WHAT YOU NEED TO DO:
Without omitting anything, return the records precisely as given.

╭─ SOURCE RECORDS

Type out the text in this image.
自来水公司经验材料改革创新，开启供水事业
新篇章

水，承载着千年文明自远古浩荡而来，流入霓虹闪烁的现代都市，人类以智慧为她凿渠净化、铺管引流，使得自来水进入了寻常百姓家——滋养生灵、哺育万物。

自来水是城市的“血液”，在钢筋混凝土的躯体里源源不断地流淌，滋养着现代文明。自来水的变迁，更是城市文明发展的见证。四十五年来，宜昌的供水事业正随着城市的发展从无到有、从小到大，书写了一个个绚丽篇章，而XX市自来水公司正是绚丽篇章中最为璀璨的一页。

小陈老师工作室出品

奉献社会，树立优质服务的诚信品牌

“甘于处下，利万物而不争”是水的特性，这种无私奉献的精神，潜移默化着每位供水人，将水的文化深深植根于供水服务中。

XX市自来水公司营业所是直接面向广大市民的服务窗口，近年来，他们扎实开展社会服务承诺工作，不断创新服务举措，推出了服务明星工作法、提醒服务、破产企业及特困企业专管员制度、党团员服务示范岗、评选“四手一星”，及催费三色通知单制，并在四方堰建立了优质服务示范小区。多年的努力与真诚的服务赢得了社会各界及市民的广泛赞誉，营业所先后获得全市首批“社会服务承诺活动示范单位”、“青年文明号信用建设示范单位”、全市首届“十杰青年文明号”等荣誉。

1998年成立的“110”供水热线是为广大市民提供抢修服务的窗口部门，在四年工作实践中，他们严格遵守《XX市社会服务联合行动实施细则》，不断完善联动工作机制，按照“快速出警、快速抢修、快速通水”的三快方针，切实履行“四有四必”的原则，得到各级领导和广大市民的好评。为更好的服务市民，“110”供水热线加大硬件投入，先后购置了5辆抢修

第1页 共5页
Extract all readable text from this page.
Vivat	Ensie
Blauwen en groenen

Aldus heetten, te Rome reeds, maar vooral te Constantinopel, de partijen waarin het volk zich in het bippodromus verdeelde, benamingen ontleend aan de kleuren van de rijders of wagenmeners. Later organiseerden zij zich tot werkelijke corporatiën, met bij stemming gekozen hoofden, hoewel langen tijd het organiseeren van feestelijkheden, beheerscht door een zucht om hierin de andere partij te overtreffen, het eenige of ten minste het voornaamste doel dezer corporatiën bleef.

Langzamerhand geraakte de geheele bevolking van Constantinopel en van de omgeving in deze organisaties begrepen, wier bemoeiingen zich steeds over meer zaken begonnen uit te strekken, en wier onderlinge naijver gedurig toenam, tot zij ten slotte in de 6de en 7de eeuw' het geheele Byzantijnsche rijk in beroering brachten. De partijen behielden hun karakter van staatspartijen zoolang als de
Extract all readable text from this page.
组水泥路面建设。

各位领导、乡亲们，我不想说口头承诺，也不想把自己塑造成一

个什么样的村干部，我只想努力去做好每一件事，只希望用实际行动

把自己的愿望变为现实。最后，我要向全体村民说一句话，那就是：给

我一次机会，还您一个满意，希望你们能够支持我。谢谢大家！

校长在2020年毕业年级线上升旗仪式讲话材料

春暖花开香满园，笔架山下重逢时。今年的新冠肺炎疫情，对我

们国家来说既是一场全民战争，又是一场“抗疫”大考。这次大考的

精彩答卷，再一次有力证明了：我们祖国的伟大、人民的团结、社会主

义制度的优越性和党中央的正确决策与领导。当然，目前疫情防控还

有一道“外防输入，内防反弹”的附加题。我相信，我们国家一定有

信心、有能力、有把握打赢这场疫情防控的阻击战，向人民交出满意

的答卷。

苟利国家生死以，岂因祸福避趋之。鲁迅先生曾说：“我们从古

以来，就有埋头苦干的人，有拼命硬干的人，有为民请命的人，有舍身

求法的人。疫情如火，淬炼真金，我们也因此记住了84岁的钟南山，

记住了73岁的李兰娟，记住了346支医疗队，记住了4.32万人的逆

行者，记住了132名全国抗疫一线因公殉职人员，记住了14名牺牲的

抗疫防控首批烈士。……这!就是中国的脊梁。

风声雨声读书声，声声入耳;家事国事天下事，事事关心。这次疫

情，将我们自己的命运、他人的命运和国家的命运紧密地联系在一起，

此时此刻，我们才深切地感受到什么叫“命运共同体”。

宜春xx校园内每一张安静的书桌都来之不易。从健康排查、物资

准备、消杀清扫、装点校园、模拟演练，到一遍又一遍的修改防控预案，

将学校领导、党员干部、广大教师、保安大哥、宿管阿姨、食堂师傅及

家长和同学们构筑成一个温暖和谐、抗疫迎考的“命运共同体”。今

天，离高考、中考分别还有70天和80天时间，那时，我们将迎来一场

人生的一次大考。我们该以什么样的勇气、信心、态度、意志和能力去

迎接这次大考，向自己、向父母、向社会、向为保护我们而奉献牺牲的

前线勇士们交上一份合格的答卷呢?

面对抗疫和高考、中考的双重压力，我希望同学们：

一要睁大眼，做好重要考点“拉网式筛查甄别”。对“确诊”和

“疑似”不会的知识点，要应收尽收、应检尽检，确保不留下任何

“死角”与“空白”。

╰─

SOLUTION TO THIS PROBLEM:
Type out the text in this image.
自来水公司经验材料改革创新，开启供水事业
新篇章

水，承载着千年文明自远古浩荡而来，流入霓虹闪烁的现代都市，人类以智慧为她凿渠净化、铺管引流，使得自来水进入了寻常百姓家——滋养生灵、哺育万物。

自来水是城市的“血液”，在钢筋混凝土的躯体里源源不断地流淌，滋养着现代文明。自来水的变迁，更是城市文明发展的见证。四十五年来，宜昌的供水事业正随着城市的发展从无到有、从小到大，书写了一个个绚丽篇章，而XX市自来水公司正是绚丽篇章中最为璀璨的一页。

小陈老师工作室出品

奉献社会，树立优质服务的诚信品牌

“甘于处下，利万物而不争”是水的特性，这种无私奉献的精神，潜移默化着每位供水人，将水的文化深深植根于供水服务中。

XX市自来水公司营业所是直接面向广大市民的服务窗口，近年来，他们扎实开展社会服务承诺工作，不断创新服务举措，推出了服务明星工作法、提醒服务、破产企业及特困企业专管员制度、党团员服务示范岗、评选“四手一星”，及催费三色通知单制，并在四方堰建立了优质服务示范小区。多年的努力与真诚的服务赢得了社会各界及市民的广泛赞誉，营业所先后获得全市首批“社会服务承诺活动示范单位”、“青年文明号信用建设示范单位”、全市首届“十杰青年文明号”等荣誉。

1998年成立的“110”供水热线是为广大市民提供抢修服务的窗口部门，在四年工作实践中，他们严格遵守《XX市社会服务联合行动实施细则》，不断完善联动工作机制，按照“快速出警、快速抢修、快速通水”的三快方针，切实履行“四有四必”的原则，得到各级领导和广大市民的好评。为更好的服务市民，“110”供水热线加大硬件投入，先后购置了5辆抢修

第1页 共5页
Extract all readable text from this page.
Vivat	Ensie
Blauwen en groenen

Aldus heetten, te Rome reeds, maar vooral te Constantinopel, de partijen waarin het volk zich in het bippodromus verdeelde, benamingen ontleend aan de kleuren van de rijders of wagenmeners. Later organiseerden zij zich tot werkelijke corporatiën, met bij stemming gekozen hoofden, hoewel langen tijd het organiseeren van feestelijkheden, beheerscht door een zucht om hierin de andere partij te overtreffen, het eenige of ten minste het voornaamste doel dezer corporatiën bleef.

Langzamerhand geraakte de geheele bevolking van Constantinopel en van de omgeving in deze organisaties begrepen, wier bemoeiingen zich steeds over meer zaken begonnen uit te strekken, en wier onderlinge naijver gedurig toenam, tot zij ten slotte in de 6de en 7de eeuw' het geheele Byzantijnsche rijk in beroering brachten. De partijen behielden hun karakter van staatspartijen zoolang als de
Extract all readable text from this page.
组水泥路面建设。

各位领导、乡亲们，我不想说口头承诺，也不想把自己塑造成一

个什么样的村干部，我只想努力去做好每一件事，只希望用实际行动

把自己的愿望变为现实。最后，我要向全体村民说一句话，那就是：给

我一次机会，还您一个满意，希望你们能够支持我。谢谢大家！

校长在2020年毕业年级线上升旗仪式讲话材料

春暖花开香满园，笔架山下重逢时。今年的新冠肺炎疫情，对我

们国家来说既是一场全民战争，又是一场“抗疫”大考。这次大考的

精彩答卷，再一次有力证明了：我们祖国的伟大、人民的团结、社会主

义制度的优越性和党中央的正确决策与领导。当然，目前疫情防控还

有一道“外防输入，内防反弹”的附加题。我相信，我们国家一定有

信心、有能力、有把握打赢这场疫情防控的阻击战，向人民交出满意

的答卷。

苟利国家生死以，岂因祸福避趋之。鲁迅先生曾说：“我们从古

以来，就有埋头苦干的人，有拼命硬干的人，有为民请命的人，有舍身

求法的人。疫情如火，淬炼真金，我们也因此记住了84岁的钟南山，

记住了73岁的李兰娟，记住了346支医疗队，记住了4.32万人的逆

行者，记住了132名全国抗疫一线因公殉职人员，记住了14名牺牲的

抗疫防控首批烈士。……这!就是中国的脊梁。

风声雨声读书声，声声入耳;家事国事天下事，事事关心。这次疫

情，将我们自己的命运、他人的命运和国家的命运紧密地联系在一起，

此时此刻，我们才深切地感受到什么叫“命运共同体”。

宜春xx校园内每一张安静的书桌都来之不易。从健康排查、物资

准备、消杀清扫、装点校园、模拟演练，到一遍又一遍的修改防控预案，

将学校领导、党员干部、广大教师、保安大哥、宿管阿姨、食堂师傅及

家长和同学们构筑成一个温暖和谐、抗疫迎考的“命运共同体”。今

天，离高考、中考分别还有70天和80天时间，那时，我们将迎来一场

人生的一次大考。我们该以什么样的勇气、信心、态度、意志和能力去

迎接这次大考，向自己、向父母、向社会、向为保护我们而奉献牺牲的

前线勇士们交上一份合格的答卷呢?

面对抗疫和高考、中考的双重压力，我希望同学们：

一要睁大眼，做好重要考点“拉网式筛查甄别”。对“确诊”和

“疑似”不会的知识点，要应收尽收、应检尽检，确保不留下任何

“死角”与“空白”。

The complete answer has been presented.